=== Exercise data ===

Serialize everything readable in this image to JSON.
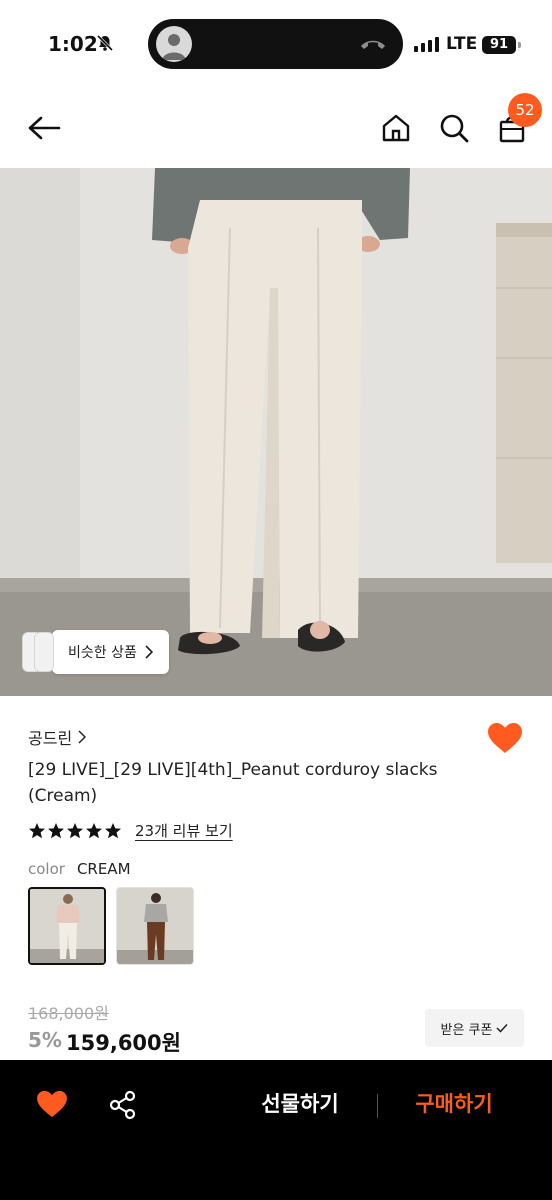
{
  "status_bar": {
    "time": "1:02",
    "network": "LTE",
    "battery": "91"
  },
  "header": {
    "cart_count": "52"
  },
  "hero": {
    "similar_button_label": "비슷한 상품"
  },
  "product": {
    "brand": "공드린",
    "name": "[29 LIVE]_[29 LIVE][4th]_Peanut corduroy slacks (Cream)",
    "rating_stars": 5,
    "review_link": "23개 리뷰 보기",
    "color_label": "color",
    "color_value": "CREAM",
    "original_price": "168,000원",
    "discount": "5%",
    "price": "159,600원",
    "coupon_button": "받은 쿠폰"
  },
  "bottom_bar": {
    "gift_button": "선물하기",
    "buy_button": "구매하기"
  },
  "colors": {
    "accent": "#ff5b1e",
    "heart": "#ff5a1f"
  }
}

=== The problem ===
With the pictures omitted, reproduce the records in full and exactly.

=== The reply ===
Serialize everything readable in this image to JSON.
{
  "status_bar": {
    "time": "1:02",
    "network": "LTE",
    "battery": "91"
  },
  "header": {
    "cart_count": "52"
  },
  "hero": {
    "similar_button_label": "비슷한 상품"
  },
  "product": {
    "brand": "공드린",
    "name": "[29 LIVE]_[29 LIVE][4th]_Peanut corduroy slacks (Cream)",
    "rating_stars": 5,
    "review_link": "23개 리뷰 보기",
    "color_label": "color",
    "color_value": "CREAM",
    "original_price": "168,000원",
    "discount": "5%",
    "price": "159,600원",
    "coupon_button": "받은 쿠폰"
  },
  "bottom_bar": {
    "gift_button": "선물하기",
    "buy_button": "구매하기"
  },
  "colors": {
    "accent": "#ff5b1e",
    "heart": "#ff5a1f"
  }
}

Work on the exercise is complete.